_Your task_:
Make an exact copy of the records, with the images left out.
* Begin *
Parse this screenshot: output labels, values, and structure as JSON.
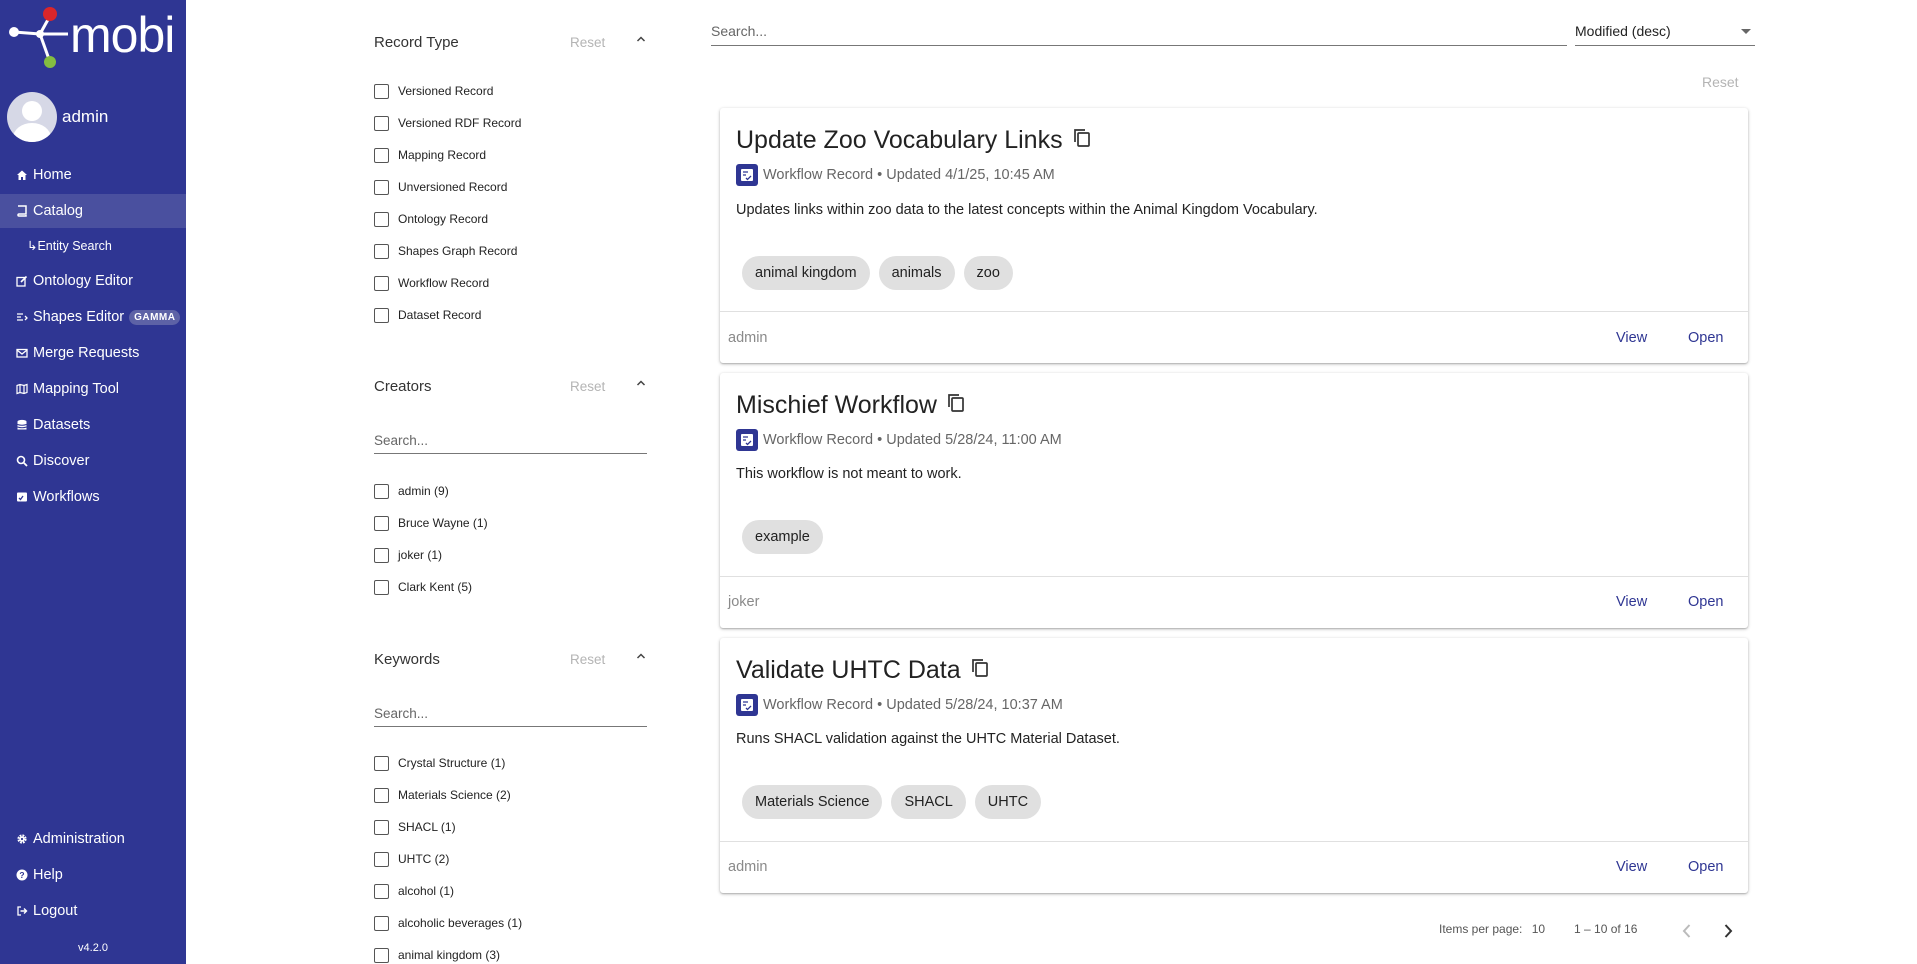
{
  "app": {
    "logo_text": "mobi",
    "version": "v4.2.0"
  },
  "user": {
    "name": "admin"
  },
  "nav": {
    "home": "Home",
    "catalog": "Catalog",
    "entity_search": "↳Entity Search",
    "ontology_editor": "Ontology Editor",
    "shapes_editor": "Shapes Editor",
    "shapes_badge": "GAMMA",
    "merge_requests": "Merge Requests",
    "mapping_tool": "Mapping Tool",
    "datasets": "Datasets",
    "discover": "Discover",
    "workflows": "Workflows",
    "administration": "Administration",
    "help": "Help",
    "logout": "Logout"
  },
  "filters": {
    "record_type": {
      "title": "Record Type",
      "reset": "Reset",
      "options": [
        "Versioned Record",
        "Versioned RDF Record",
        "Mapping Record",
        "Unversioned Record",
        "Ontology Record",
        "Shapes Graph Record",
        "Workflow Record",
        "Dataset Record"
      ]
    },
    "creators": {
      "title": "Creators",
      "reset": "Reset",
      "search_placeholder": "Search...",
      "options": [
        "admin (9)",
        "Bruce Wayne (1)",
        "joker (1)",
        "Clark Kent (5)"
      ]
    },
    "keywords": {
      "title": "Keywords",
      "reset": "Reset",
      "search_placeholder": "Search...",
      "options": [
        "Crystal Structure (1)",
        "Materials Science (2)",
        "SHACL (1)",
        "UHTC (2)",
        "alcohol (1)",
        "alcoholic beverages (1)",
        "animal kingdom (3)"
      ]
    }
  },
  "main": {
    "search_placeholder": "Search...",
    "sort_value": "Modified (desc)",
    "reset": "Reset",
    "records": [
      {
        "title": "Update Zoo Vocabulary Links",
        "meta": "Workflow Record • Updated 4/1/25, 10:45 AM",
        "description": "Updates links within zoo data to the latest concepts within the Animal Kingdom Vocabulary.",
        "keywords": [
          "animal kingdom",
          "animals",
          "zoo"
        ],
        "creator": "admin",
        "view": "View",
        "open": "Open"
      },
      {
        "title": "Mischief Workflow",
        "meta": "Workflow Record • Updated 5/28/24, 11:00 AM",
        "description": "This workflow is not meant to work.",
        "keywords": [
          "example"
        ],
        "creator": "joker",
        "view": "View",
        "open": "Open"
      },
      {
        "title": "Validate UHTC Data",
        "meta": "Workflow Record • Updated 5/28/24, 10:37 AM",
        "description": "Runs SHACL validation against the UHTC Material Dataset.",
        "keywords": [
          "Materials Science",
          "SHACL",
          "UHTC"
        ],
        "creator": "admin",
        "view": "View",
        "open": "Open"
      }
    ],
    "pager": {
      "items_per_page_label": "Items per page:",
      "items_per_page_value": "10",
      "range": "1 – 10 of 16"
    }
  },
  "colors": {
    "sidebar": "#2f3693",
    "accent": "#2f3693",
    "active_nav": "#4a509f"
  }
}
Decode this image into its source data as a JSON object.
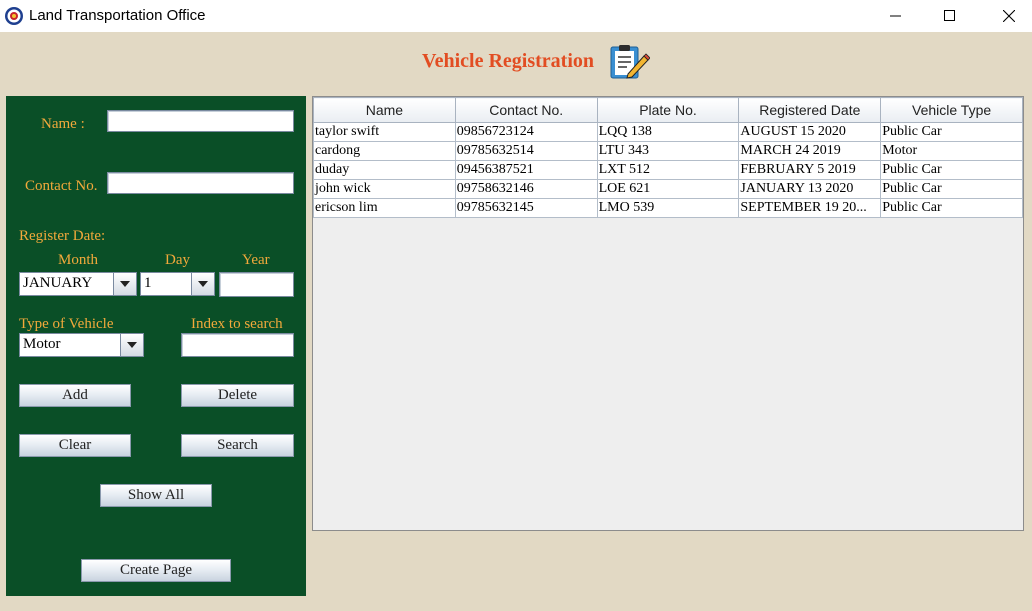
{
  "window": {
    "title": "Land Transportation Office",
    "controls": [
      "minimize-icon",
      "maximize-icon",
      "close-icon"
    ]
  },
  "heading": {
    "text": "Vehicle Registration",
    "icon": "clipboard-pencil-icon"
  },
  "form": {
    "name_label": "Name :",
    "name_value": "",
    "contact_label": "Contact No.",
    "contact_value": "",
    "register_date_label": "Register Date:",
    "month_label": "Month",
    "day_label": "Day",
    "year_label": "Year",
    "month_value": "JANUARY",
    "day_value": "1",
    "year_value": "",
    "type_label": "Type of Vehicle",
    "type_value": "Motor",
    "index_label": "Index to search",
    "index_value": ""
  },
  "buttons": {
    "add": "Add",
    "delete": "Delete",
    "clear": "Clear",
    "search": "Search",
    "show_all": "Show All",
    "create_page": "Create Page"
  },
  "table": {
    "columns": [
      "Name",
      "Contact No.",
      "Plate No.",
      "Registered Date",
      "Vehicle Type"
    ],
    "rows": [
      [
        "taylor swift",
        "09856723124",
        "LQQ 138",
        "AUGUST 15 2020",
        "Public Car"
      ],
      [
        "cardong",
        "09785632514",
        "LTU 343",
        "MARCH 24 2019",
        "Motor"
      ],
      [
        "duday",
        "09456387521",
        "LXT 512",
        "FEBRUARY 5 2019",
        "Public Car"
      ],
      [
        "john wick",
        "09758632146",
        "LOE 621",
        "JANUARY 13 2020",
        "Public Car"
      ],
      [
        "ericson lim",
        "09785632145",
        "LMO 539",
        "SEPTEMBER 19 20...",
        "Public Car"
      ]
    ]
  },
  "colors": {
    "background": "#e2d9c4",
    "panel": "#0a4f27",
    "label": "#f2a93b",
    "heading": "#e24d22"
  }
}
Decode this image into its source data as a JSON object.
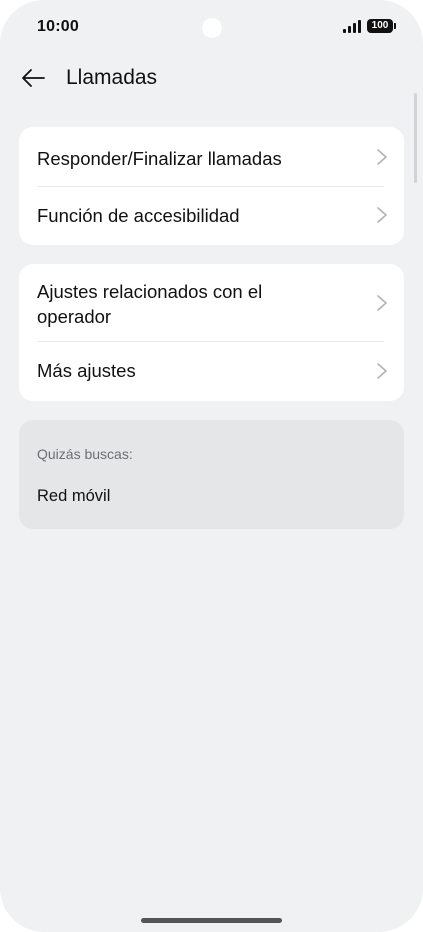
{
  "status_bar": {
    "time": "10:00",
    "battery": "100",
    "icons": [
      "camera-cutout",
      "signal-icon",
      "battery-icon"
    ]
  },
  "header": {
    "title": "Llamadas",
    "back_icon": "arrow-left-icon"
  },
  "groups": [
    {
      "items": [
        {
          "label": "Responder/Finalizar llamadas",
          "icon": "chevron-right-icon"
        },
        {
          "label": "Función de accesibilidad",
          "icon": "chevron-right-icon"
        }
      ]
    },
    {
      "items": [
        {
          "label": "Ajustes relacionados con el operador",
          "icon": "chevron-right-icon"
        },
        {
          "label": "Más ajustes",
          "icon": "chevron-right-icon"
        }
      ]
    }
  ],
  "suggestions": {
    "title": "Quizás buscas:",
    "items": [
      "Red móvil"
    ]
  },
  "colors": {
    "background": "#f0f1f3",
    "card": "#ffffff",
    "suggestion_card": "#e5e6e8",
    "text_primary": "#111111",
    "text_secondary": "#6d6e72",
    "chevron": "#b3b4b8"
  }
}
* End *
_Result of the exercise_:
Parse this screenshot: output labels, values, and structure as JSON.
{
  "app": {
    "logo_text": "mobi",
    "version": "v4.2.0"
  },
  "user": {
    "name": "admin"
  },
  "nav": {
    "home": "Home",
    "catalog": "Catalog",
    "entity_search": "↳Entity Search",
    "ontology_editor": "Ontology Editor",
    "shapes_editor": "Shapes Editor",
    "shapes_badge": "GAMMA",
    "merge_requests": "Merge Requests",
    "mapping_tool": "Mapping Tool",
    "datasets": "Datasets",
    "discover": "Discover",
    "workflows": "Workflows",
    "administration": "Administration",
    "help": "Help",
    "logout": "Logout"
  },
  "filters": {
    "record_type": {
      "title": "Record Type",
      "reset": "Reset",
      "options": [
        "Versioned Record",
        "Versioned RDF Record",
        "Mapping Record",
        "Unversioned Record",
        "Ontology Record",
        "Shapes Graph Record",
        "Workflow Record",
        "Dataset Record"
      ]
    },
    "creators": {
      "title": "Creators",
      "reset": "Reset",
      "search_placeholder": "Search...",
      "options": [
        "admin (9)",
        "Bruce Wayne (1)",
        "joker (1)",
        "Clark Kent (5)"
      ]
    },
    "keywords": {
      "title": "Keywords",
      "reset": "Reset",
      "search_placeholder": "Search...",
      "options": [
        "Crystal Structure (1)",
        "Materials Science (2)",
        "SHACL (1)",
        "UHTC (2)",
        "alcohol (1)",
        "alcoholic beverages (1)",
        "animal kingdom (3)"
      ]
    }
  },
  "main": {
    "search_placeholder": "Search...",
    "sort_value": "Modified (desc)",
    "reset": "Reset",
    "records": [
      {
        "title": "Update Zoo Vocabulary Links",
        "meta": "Workflow Record • Updated 4/1/25, 10:45 AM",
        "description": "Updates links within zoo data to the latest concepts within the Animal Kingdom Vocabulary.",
        "keywords": [
          "animal kingdom",
          "animals",
          "zoo"
        ],
        "creator": "admin",
        "view": "View",
        "open": "Open"
      },
      {
        "title": "Mischief Workflow",
        "meta": "Workflow Record • Updated 5/28/24, 11:00 AM",
        "description": "This workflow is not meant to work.",
        "keywords": [
          "example"
        ],
        "creator": "joker",
        "view": "View",
        "open": "Open"
      },
      {
        "title": "Validate UHTC Data",
        "meta": "Workflow Record • Updated 5/28/24, 10:37 AM",
        "description": "Runs SHACL validation against the UHTC Material Dataset.",
        "keywords": [
          "Materials Science",
          "SHACL",
          "UHTC"
        ],
        "creator": "admin",
        "view": "View",
        "open": "Open"
      }
    ],
    "pager": {
      "items_per_page_label": "Items per page:",
      "items_per_page_value": "10",
      "range": "1 – 10 of 16"
    }
  },
  "colors": {
    "sidebar": "#2f3693",
    "accent": "#2f3693",
    "active_nav": "#4a509f"
  }
}
Decode this image into its source data as a JSON object.
{
  "window": {
    "title": "Land Transportation Office",
    "controls": [
      "minimize-icon",
      "maximize-icon",
      "close-icon"
    ]
  },
  "heading": {
    "text": "Vehicle Registration",
    "icon": "clipboard-pencil-icon"
  },
  "form": {
    "name_label": "Name :",
    "name_value": "",
    "contact_label": "Contact No.",
    "contact_value": "",
    "register_date_label": "Register Date:",
    "month_label": "Month",
    "day_label": "Day",
    "year_label": "Year",
    "month_value": "JANUARY",
    "day_value": "1",
    "year_value": "",
    "type_label": "Type of Vehicle",
    "type_value": "Motor",
    "index_label": "Index to search",
    "index_value": ""
  },
  "buttons": {
    "add": "Add",
    "delete": "Delete",
    "clear": "Clear",
    "search": "Search",
    "show_all": "Show All",
    "create_page": "Create Page"
  },
  "table": {
    "columns": [
      "Name",
      "Contact No.",
      "Plate No.",
      "Registered Date",
      "Vehicle Type"
    ],
    "rows": [
      [
        "taylor swift",
        "09856723124",
        "LQQ 138",
        "AUGUST 15 2020",
        "Public Car"
      ],
      [
        "cardong",
        "09785632514",
        "LTU 343",
        "MARCH 24 2019",
        "Motor"
      ],
      [
        "duday",
        "09456387521",
        "LXT 512",
        "FEBRUARY 5 2019",
        "Public Car"
      ],
      [
        "john wick",
        "09758632146",
        "LOE 621",
        "JANUARY 13 2020",
        "Public Car"
      ],
      [
        "ericson lim",
        "09785632145",
        "LMO 539",
        "SEPTEMBER 19 20...",
        "Public Car"
      ]
    ]
  },
  "colors": {
    "background": "#e2d9c4",
    "panel": "#0a4f27",
    "label": "#f2a93b",
    "heading": "#e24d22"
  }
}
Decode this image into its source data as a JSON object.
{
  "status_bar": {
    "time": "10:00",
    "battery": "100",
    "icons": [
      "camera-cutout",
      "signal-icon",
      "battery-icon"
    ]
  },
  "header": {
    "title": "Llamadas",
    "back_icon": "arrow-left-icon"
  },
  "groups": [
    {
      "items": [
        {
          "label": "Responder/Finalizar llamadas",
          "icon": "chevron-right-icon"
        },
        {
          "label": "Función de accesibilidad",
          "icon": "chevron-right-icon"
        }
      ]
    },
    {
      "items": [
        {
          "label": "Ajustes relacionados con el operador",
          "icon": "chevron-right-icon"
        },
        {
          "label": "Más ajustes",
          "icon": "chevron-right-icon"
        }
      ]
    }
  ],
  "suggestions": {
    "title": "Quizás buscas:",
    "items": [
      "Red móvil"
    ]
  },
  "colors": {
    "background": "#f0f1f3",
    "card": "#ffffff",
    "suggestion_card": "#e5e6e8",
    "text_primary": "#111111",
    "text_secondary": "#6d6e72",
    "chevron": "#b3b4b8"
  }
}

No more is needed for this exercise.